Records from a data collection

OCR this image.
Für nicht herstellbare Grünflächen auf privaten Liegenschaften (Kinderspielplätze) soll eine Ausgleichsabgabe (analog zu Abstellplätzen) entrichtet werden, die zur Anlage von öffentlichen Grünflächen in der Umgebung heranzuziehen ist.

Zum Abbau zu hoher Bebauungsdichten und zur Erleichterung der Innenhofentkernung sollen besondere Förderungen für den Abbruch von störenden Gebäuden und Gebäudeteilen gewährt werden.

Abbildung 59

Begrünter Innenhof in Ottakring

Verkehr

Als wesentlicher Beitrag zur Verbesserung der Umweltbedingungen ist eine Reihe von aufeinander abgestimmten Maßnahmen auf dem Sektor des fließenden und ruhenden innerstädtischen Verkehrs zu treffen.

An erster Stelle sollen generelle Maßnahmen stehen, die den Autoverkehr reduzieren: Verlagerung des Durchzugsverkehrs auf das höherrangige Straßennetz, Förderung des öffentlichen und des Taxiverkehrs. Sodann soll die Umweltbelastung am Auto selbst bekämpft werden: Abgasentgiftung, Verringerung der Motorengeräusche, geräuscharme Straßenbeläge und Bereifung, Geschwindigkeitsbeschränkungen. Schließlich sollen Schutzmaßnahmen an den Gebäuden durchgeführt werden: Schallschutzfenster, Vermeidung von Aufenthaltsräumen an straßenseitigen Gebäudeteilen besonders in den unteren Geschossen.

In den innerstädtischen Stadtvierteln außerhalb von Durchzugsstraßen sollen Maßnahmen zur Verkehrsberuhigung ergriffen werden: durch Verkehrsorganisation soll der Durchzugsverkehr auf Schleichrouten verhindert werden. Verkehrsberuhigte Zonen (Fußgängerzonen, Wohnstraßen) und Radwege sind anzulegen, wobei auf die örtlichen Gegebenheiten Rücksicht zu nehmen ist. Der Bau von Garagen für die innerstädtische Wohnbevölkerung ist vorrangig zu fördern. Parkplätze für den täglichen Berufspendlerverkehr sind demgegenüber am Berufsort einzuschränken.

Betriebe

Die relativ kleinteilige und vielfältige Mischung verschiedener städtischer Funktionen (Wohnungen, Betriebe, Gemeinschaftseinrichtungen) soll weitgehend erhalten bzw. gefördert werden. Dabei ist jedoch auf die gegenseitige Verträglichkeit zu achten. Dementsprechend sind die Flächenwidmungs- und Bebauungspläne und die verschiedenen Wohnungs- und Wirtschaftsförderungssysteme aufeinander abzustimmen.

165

• What to work on: State how many lines of the listing above hold the word "sollen", with nothing but the number.

• In response: 3